▸ Prompt: Every entry needs to be reproduced exactly.

▸ Records shown:
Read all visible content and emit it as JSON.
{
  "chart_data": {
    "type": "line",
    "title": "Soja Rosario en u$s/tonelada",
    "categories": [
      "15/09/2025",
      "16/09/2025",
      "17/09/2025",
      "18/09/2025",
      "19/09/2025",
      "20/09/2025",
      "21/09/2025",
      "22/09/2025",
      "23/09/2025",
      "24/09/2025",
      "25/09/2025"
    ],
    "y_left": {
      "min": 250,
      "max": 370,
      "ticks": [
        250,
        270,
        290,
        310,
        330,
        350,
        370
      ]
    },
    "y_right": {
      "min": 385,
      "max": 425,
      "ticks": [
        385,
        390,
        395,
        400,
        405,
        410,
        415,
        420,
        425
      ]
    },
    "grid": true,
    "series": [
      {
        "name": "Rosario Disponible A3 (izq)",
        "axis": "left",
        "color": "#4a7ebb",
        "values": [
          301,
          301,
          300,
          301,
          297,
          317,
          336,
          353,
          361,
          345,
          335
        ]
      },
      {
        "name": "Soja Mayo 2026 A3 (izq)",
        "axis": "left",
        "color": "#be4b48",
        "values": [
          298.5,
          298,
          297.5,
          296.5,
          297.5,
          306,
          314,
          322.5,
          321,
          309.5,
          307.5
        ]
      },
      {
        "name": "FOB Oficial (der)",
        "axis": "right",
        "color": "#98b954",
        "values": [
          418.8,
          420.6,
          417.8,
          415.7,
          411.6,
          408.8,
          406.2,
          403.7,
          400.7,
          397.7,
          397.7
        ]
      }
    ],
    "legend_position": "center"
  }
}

▸ Exercise result:
Read all visible content and emit it as JSON.
{
  "chart_data": {
    "type": "line",
    "title": "Soja Rosario en u$s/tonelada",
    "categories": [
      "15/09/2025",
      "16/09/2025",
      "17/09/2025",
      "18/09/2025",
      "19/09/2025",
      "20/09/2025",
      "21/09/2025",
      "22/09/2025",
      "23/09/2025",
      "24/09/2025",
      "25/09/2025"
    ],
    "y_left": {
      "min": 250,
      "max": 370,
      "ticks": [
        250,
        270,
        290,
        310,
        330,
        350,
        370
      ]
    },
    "y_right": {
      "min": 385,
      "max": 425,
      "ticks": [
        385,
        390,
        395,
        400,
        405,
        410,
        415,
        420,
        425
      ]
    },
    "grid": true,
    "series": [
      {
        "name": "Rosario Disponible A3 (izq)",
        "axis": "left",
        "color": "#4a7ebb",
        "values": [
          301,
          301,
          300,
          301,
          297,
          317,
          336,
          353,
          361,
          345,
          335
        ]
      },
      {
        "name": "Soja Mayo 2026 A3 (izq)",
        "axis": "left",
        "color": "#be4b48",
        "values": [
          298.5,
          298,
          297.5,
          296.5,
          297.5,
          306,
          314,
          322.5,
          321,
          309.5,
          307.5
        ]
      },
      {
        "name": "FOB Oficial (der)",
        "axis": "right",
        "color": "#98b954",
        "values": [
          418.8,
          420.6,
          417.8,
          415.7,
          411.6,
          408.8,
          406.2,
          403.7,
          400.7,
          397.7,
          397.7
        ]
      }
    ],
    "legend_position": "center"
  }
}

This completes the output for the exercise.